Problem to solve
Could you give the data below again, exactly and completely?

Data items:

%%

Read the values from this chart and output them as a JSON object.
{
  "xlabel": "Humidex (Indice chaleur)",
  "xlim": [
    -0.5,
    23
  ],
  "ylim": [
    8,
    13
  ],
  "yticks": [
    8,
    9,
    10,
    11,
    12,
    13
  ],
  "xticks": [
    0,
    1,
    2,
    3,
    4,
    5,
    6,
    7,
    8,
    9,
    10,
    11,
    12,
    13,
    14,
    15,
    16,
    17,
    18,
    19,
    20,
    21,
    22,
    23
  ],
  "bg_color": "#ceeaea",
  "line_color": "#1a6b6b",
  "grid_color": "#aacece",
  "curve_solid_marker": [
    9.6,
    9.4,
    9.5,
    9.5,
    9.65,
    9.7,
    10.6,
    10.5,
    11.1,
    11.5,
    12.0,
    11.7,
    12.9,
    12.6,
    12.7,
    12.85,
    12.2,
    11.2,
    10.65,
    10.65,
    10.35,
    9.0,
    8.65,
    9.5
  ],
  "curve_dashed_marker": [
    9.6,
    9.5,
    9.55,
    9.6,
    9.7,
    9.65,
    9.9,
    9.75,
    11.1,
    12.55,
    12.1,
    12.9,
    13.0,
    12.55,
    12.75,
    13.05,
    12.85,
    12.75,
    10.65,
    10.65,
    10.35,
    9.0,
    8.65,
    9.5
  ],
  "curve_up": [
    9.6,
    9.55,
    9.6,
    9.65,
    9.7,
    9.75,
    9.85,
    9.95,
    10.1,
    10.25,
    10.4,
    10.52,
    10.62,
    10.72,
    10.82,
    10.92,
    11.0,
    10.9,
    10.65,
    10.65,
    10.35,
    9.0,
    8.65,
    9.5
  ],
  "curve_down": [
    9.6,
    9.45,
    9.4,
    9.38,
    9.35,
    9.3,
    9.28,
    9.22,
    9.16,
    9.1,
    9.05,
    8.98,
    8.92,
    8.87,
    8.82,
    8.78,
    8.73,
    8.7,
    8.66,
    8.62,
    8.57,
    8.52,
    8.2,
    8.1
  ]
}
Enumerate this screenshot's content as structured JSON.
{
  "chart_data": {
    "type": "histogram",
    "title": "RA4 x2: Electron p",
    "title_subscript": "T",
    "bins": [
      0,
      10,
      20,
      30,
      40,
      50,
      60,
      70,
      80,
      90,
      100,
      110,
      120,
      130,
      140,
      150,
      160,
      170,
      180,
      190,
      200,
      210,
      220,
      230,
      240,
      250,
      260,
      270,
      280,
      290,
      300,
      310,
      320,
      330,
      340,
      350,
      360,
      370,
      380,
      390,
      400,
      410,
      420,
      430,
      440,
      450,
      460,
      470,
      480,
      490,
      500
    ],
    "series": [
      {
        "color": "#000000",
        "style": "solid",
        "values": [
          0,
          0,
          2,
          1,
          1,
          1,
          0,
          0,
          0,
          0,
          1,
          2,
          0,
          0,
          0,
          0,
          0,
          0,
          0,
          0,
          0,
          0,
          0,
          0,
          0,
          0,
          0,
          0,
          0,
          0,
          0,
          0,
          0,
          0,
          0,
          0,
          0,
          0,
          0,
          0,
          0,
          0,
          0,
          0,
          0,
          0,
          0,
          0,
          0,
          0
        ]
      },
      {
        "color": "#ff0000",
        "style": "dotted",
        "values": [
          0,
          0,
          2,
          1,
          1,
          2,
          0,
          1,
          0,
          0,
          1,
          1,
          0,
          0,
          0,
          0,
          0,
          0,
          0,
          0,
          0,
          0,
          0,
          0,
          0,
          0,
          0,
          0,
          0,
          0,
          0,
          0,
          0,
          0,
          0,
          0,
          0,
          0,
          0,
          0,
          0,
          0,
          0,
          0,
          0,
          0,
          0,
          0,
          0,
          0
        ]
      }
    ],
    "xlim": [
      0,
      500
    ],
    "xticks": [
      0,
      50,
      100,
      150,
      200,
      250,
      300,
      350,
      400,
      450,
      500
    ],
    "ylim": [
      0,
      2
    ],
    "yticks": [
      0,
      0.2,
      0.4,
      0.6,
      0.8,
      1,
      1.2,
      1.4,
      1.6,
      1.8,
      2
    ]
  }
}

%%

Output of the exercise
Read the values from this chart and output them as a JSON object.
{
  "xlabel": "Humidex (Indice chaleur)",
  "xlim": [
    -0.5,
    23
  ],
  "ylim": [
    8,
    13
  ],
  "yticks": [
    8,
    9,
    10,
    11,
    12,
    13
  ],
  "xticks": [
    0,
    1,
    2,
    3,
    4,
    5,
    6,
    7,
    8,
    9,
    10,
    11,
    12,
    13,
    14,
    15,
    16,
    17,
    18,
    19,
    20,
    21,
    22,
    23
  ],
  "bg_color": "#ceeaea",
  "line_color": "#1a6b6b",
  "grid_color": "#aacece",
  "curve_solid_marker": [
    9.6,
    9.4,
    9.5,
    9.5,
    9.65,
    9.7,
    10.6,
    10.5,
    11.1,
    11.5,
    12.0,
    11.7,
    12.9,
    12.6,
    12.7,
    12.85,
    12.2,
    11.2,
    10.65,
    10.65,
    10.35,
    9.0,
    8.65,
    9.5
  ],
  "curve_dashed_marker": [
    9.6,
    9.5,
    9.55,
    9.6,
    9.7,
    9.65,
    9.9,
    9.75,
    11.1,
    12.55,
    12.1,
    12.9,
    13.0,
    12.55,
    12.75,
    13.05,
    12.85,
    12.75,
    10.65,
    10.65,
    10.35,
    9.0,
    8.65,
    9.5
  ],
  "curve_up": [
    9.6,
    9.55,
    9.6,
    9.65,
    9.7,
    9.75,
    9.85,
    9.95,
    10.1,
    10.25,
    10.4,
    10.52,
    10.62,
    10.72,
    10.82,
    10.92,
    11.0,
    10.9,
    10.65,
    10.65,
    10.35,
    9.0,
    8.65,
    9.5
  ],
  "curve_down": [
    9.6,
    9.45,
    9.4,
    9.38,
    9.35,
    9.3,
    9.28,
    9.22,
    9.16,
    9.1,
    9.05,
    8.98,
    8.92,
    8.87,
    8.82,
    8.78,
    8.73,
    8.7,
    8.66,
    8.62,
    8.57,
    8.52,
    8.2,
    8.1
  ]
}
Enumerate this screenshot's content as structured JSON.
{
  "chart_data": {
    "type": "histogram",
    "title": "RA4 x2: Electron p",
    "title_subscript": "T",
    "bins": [
      0,
      10,
      20,
      30,
      40,
      50,
      60,
      70,
      80,
      90,
      100,
      110,
      120,
      130,
      140,
      150,
      160,
      170,
      180,
      190,
      200,
      210,
      220,
      230,
      240,
      250,
      260,
      270,
      280,
      290,
      300,
      310,
      320,
      330,
      340,
      350,
      360,
      370,
      380,
      390,
      400,
      410,
      420,
      430,
      440,
      450,
      460,
      470,
      480,
      490,
      500
    ],
    "series": [
      {
        "color": "#000000",
        "style": "solid",
        "values": [
          0,
          0,
          2,
          1,
          1,
          1,
          0,
          0,
          0,
          0,
          1,
          2,
          0,
          0,
          0,
          0,
          0,
          0,
          0,
          0,
          0,
          0,
          0,
          0,
          0,
          0,
          0,
          0,
          0,
          0,
          0,
          0,
          0,
          0,
          0,
          0,
          0,
          0,
          0,
          0,
          0,
          0,
          0,
          0,
          0,
          0,
          0,
          0,
          0,
          0
        ]
      },
      {
        "color": "#ff0000",
        "style": "dotted",
        "values": [
          0,
          0,
          2,
          1,
          1,
          2,
          0,
          1,
          0,
          0,
          1,
          1,
          0,
          0,
          0,
          0,
          0,
          0,
          0,
          0,
          0,
          0,
          0,
          0,
          0,
          0,
          0,
          0,
          0,
          0,
          0,
          0,
          0,
          0,
          0,
          0,
          0,
          0,
          0,
          0,
          0,
          0,
          0,
          0,
          0,
          0,
          0,
          0,
          0,
          0
        ]
      }
    ],
    "xlim": [
      0,
      500
    ],
    "xticks": [
      0,
      50,
      100,
      150,
      200,
      250,
      300,
      350,
      400,
      450,
      500
    ],
    "ylim": [
      0,
      2
    ],
    "yticks": [
      0,
      0.2,
      0.4,
      0.6,
      0.8,
      1,
      1.2,
      1.4,
      1.6,
      1.8,
      2
    ]
  }
}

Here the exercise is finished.